THE REQUEST ▸ Look for the string "temperature" in every line, and copy each line that has it.

TASK INPUT ▸
[START]
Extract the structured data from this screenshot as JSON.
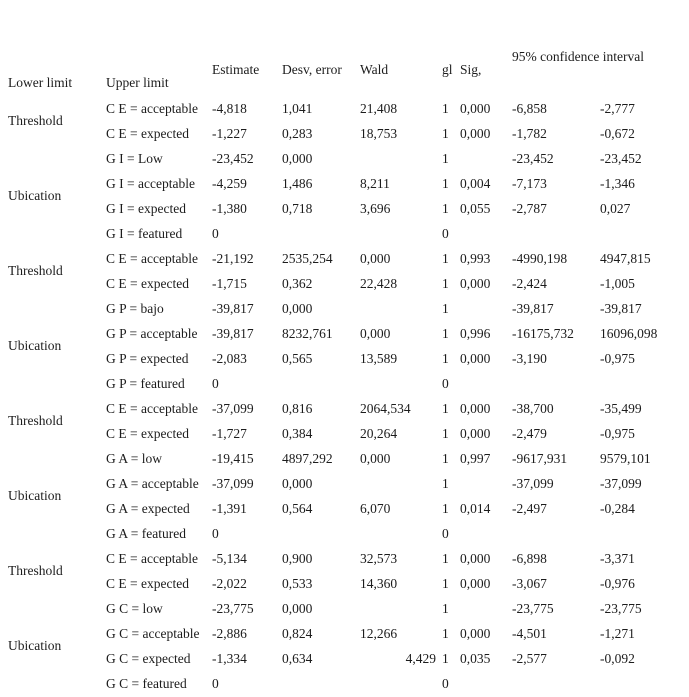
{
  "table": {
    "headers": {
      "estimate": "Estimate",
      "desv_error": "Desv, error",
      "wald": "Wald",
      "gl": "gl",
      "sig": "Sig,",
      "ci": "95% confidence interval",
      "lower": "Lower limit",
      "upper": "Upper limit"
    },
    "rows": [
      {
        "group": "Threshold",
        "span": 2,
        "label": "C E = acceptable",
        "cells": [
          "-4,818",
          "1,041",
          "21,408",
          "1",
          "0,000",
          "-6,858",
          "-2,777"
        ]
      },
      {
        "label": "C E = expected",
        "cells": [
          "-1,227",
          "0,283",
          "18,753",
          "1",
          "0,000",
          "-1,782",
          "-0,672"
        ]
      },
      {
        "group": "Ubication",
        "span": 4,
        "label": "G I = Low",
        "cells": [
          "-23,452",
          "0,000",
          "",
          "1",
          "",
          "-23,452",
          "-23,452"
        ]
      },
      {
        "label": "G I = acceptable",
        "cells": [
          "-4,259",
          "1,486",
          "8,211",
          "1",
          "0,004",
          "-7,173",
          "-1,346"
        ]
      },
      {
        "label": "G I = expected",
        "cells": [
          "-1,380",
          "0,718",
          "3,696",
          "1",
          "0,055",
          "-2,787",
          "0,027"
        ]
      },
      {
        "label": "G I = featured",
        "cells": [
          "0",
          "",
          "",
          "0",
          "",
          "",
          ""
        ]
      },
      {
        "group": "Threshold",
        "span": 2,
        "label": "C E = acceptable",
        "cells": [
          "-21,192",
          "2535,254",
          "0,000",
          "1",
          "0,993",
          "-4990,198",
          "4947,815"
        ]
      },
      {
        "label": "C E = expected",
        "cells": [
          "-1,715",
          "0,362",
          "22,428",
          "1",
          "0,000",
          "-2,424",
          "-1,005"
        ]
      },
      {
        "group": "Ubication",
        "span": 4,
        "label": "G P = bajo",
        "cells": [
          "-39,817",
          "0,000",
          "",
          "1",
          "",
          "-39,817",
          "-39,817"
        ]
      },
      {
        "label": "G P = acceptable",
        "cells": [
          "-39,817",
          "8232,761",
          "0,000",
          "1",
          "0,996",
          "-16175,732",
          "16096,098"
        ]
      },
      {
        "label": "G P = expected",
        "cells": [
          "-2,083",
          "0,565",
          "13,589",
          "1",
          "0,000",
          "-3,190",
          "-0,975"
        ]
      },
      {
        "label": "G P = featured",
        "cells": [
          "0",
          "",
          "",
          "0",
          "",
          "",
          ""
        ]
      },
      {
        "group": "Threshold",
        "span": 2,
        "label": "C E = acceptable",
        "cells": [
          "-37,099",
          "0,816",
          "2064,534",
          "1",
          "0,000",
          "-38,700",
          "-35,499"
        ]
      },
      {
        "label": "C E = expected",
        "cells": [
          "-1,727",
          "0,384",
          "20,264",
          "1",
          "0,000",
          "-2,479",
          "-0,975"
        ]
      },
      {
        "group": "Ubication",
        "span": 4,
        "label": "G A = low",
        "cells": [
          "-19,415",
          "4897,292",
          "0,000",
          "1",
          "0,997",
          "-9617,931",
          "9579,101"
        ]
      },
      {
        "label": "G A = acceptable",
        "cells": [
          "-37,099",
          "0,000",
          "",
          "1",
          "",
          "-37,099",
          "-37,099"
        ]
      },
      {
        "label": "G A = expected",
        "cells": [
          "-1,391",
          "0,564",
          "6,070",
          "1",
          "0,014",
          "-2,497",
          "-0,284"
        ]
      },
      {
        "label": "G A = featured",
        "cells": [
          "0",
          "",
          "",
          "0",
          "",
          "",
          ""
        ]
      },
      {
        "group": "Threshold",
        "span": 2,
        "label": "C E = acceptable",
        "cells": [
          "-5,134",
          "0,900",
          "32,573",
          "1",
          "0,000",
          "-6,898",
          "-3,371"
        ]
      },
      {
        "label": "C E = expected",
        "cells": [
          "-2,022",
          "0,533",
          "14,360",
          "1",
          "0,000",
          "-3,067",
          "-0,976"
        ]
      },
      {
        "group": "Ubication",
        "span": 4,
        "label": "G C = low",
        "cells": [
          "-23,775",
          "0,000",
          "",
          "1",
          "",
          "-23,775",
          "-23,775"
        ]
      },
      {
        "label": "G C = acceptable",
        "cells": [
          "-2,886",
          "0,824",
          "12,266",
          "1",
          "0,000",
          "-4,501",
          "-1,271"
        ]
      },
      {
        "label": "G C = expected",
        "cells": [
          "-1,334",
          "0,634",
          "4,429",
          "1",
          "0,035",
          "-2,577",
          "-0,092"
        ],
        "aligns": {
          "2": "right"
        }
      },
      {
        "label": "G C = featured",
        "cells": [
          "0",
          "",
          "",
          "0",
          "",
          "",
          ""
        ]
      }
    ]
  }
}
[END]
[START]
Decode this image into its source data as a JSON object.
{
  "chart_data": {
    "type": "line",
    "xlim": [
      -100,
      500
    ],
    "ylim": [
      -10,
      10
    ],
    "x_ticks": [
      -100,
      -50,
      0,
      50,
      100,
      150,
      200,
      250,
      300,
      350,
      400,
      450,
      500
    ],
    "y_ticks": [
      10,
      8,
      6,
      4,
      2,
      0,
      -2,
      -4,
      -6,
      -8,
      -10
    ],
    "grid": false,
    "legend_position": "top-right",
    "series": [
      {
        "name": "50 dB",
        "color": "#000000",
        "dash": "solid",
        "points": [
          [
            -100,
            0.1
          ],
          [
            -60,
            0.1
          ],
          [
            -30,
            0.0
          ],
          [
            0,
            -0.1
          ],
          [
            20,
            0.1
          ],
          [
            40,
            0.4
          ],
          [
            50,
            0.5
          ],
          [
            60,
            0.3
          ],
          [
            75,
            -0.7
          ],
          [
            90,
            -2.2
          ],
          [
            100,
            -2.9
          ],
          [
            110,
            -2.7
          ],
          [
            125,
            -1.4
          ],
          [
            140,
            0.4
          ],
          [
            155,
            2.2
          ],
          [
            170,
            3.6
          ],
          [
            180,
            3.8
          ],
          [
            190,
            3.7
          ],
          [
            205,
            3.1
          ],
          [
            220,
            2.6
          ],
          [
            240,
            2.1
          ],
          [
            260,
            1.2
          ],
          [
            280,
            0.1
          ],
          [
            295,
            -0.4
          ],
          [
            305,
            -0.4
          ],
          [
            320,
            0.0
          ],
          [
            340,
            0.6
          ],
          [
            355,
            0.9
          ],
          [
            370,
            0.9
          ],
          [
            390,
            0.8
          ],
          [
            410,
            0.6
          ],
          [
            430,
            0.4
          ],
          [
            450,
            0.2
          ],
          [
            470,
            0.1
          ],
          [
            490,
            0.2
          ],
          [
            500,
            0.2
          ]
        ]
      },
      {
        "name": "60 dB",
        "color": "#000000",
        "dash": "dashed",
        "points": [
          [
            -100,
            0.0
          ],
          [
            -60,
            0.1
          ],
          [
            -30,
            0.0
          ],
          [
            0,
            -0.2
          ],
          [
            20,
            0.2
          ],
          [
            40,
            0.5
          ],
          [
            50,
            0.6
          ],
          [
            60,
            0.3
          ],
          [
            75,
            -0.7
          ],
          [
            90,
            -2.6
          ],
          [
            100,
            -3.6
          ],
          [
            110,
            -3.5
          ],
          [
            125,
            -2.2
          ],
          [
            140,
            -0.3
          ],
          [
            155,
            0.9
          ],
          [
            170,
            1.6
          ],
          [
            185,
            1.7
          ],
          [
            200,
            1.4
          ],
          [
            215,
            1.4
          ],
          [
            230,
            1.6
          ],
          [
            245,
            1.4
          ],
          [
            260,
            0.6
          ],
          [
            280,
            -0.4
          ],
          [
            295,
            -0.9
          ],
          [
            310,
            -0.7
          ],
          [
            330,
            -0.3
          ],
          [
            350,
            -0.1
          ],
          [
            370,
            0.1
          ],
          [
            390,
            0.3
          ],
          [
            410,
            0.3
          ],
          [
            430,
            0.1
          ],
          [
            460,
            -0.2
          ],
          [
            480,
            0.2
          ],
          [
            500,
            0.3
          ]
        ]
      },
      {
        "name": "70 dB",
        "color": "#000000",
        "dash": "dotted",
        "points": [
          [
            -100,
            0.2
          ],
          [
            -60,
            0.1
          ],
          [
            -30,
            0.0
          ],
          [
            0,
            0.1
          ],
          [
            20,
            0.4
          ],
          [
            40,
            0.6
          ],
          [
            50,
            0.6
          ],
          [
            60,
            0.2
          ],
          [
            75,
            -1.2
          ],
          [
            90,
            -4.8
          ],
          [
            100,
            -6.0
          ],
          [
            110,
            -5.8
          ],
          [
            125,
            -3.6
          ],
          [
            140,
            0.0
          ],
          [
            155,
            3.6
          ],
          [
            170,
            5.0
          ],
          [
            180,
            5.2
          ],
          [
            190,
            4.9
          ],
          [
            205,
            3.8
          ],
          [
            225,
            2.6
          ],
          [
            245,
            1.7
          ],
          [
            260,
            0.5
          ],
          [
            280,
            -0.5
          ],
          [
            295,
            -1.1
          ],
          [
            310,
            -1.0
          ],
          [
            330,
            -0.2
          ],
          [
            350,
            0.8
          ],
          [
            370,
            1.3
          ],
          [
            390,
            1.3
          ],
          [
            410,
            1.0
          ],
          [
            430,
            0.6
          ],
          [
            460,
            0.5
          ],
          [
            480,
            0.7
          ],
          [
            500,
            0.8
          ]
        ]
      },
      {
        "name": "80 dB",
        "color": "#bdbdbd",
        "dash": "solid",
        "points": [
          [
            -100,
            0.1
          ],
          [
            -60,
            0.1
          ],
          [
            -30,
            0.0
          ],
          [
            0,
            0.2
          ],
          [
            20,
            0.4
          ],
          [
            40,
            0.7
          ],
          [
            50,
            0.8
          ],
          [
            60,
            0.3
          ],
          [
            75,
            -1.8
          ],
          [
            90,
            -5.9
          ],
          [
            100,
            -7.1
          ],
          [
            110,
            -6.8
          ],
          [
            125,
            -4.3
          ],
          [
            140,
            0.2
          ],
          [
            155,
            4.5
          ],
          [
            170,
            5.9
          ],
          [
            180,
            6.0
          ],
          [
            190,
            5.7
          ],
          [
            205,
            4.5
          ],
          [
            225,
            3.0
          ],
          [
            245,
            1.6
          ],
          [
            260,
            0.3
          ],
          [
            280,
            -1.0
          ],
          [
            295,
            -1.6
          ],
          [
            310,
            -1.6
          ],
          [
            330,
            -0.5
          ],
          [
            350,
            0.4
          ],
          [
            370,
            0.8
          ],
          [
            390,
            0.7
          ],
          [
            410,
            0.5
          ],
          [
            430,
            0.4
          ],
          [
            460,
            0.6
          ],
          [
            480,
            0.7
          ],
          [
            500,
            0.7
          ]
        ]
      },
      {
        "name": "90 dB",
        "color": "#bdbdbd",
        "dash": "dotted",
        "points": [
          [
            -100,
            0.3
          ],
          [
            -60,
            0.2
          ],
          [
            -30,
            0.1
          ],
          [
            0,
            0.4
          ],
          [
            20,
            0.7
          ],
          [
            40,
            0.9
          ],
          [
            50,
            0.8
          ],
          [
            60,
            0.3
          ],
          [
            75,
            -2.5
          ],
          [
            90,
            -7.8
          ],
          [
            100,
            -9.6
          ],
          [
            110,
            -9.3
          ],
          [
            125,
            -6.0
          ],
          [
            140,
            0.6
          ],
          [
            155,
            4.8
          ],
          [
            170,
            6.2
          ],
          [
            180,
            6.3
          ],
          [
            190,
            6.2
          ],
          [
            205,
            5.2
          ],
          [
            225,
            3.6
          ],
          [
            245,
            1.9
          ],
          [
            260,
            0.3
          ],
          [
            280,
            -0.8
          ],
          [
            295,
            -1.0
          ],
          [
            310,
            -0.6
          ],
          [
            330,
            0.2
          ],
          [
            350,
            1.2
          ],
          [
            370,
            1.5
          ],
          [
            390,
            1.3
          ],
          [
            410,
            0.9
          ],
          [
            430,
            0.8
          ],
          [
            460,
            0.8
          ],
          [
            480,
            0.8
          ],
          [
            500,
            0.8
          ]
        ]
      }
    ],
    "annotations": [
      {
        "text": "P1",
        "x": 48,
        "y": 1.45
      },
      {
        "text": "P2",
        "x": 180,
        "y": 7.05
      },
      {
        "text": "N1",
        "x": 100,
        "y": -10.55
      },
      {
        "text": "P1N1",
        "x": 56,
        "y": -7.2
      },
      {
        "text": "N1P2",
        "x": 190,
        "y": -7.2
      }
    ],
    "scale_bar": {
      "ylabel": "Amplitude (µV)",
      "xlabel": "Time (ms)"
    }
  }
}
[END]
[START]
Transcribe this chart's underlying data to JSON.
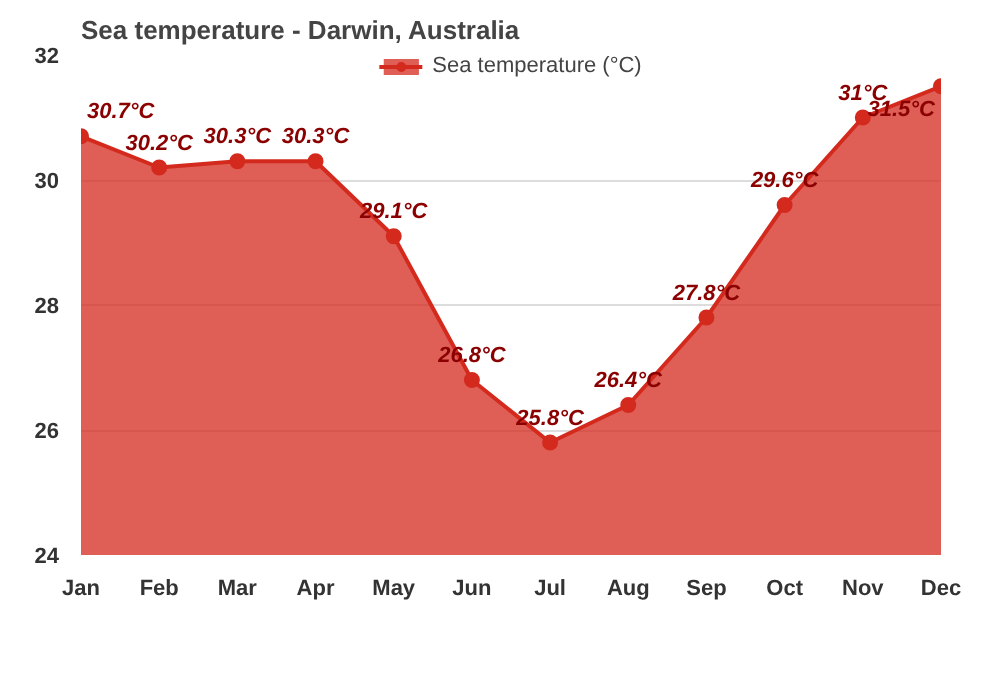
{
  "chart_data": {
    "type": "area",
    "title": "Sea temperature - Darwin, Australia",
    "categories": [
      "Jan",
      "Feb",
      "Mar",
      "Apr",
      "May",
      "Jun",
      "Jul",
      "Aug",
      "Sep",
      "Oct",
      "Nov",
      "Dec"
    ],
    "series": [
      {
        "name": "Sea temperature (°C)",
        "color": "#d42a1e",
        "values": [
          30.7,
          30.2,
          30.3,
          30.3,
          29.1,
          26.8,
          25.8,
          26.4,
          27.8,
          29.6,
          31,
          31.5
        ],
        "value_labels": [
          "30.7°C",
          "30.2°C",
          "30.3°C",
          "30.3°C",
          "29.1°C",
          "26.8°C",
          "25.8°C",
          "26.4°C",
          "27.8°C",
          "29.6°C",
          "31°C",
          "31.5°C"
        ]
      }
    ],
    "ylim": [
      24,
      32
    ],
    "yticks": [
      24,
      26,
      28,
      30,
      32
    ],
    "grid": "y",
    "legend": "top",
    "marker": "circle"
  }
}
[END]
ANSWER TO THE PROBLEM ▸
    "title": "Sea temperature - Darwin, Australia",
        "name": "Sea temperature (°C)",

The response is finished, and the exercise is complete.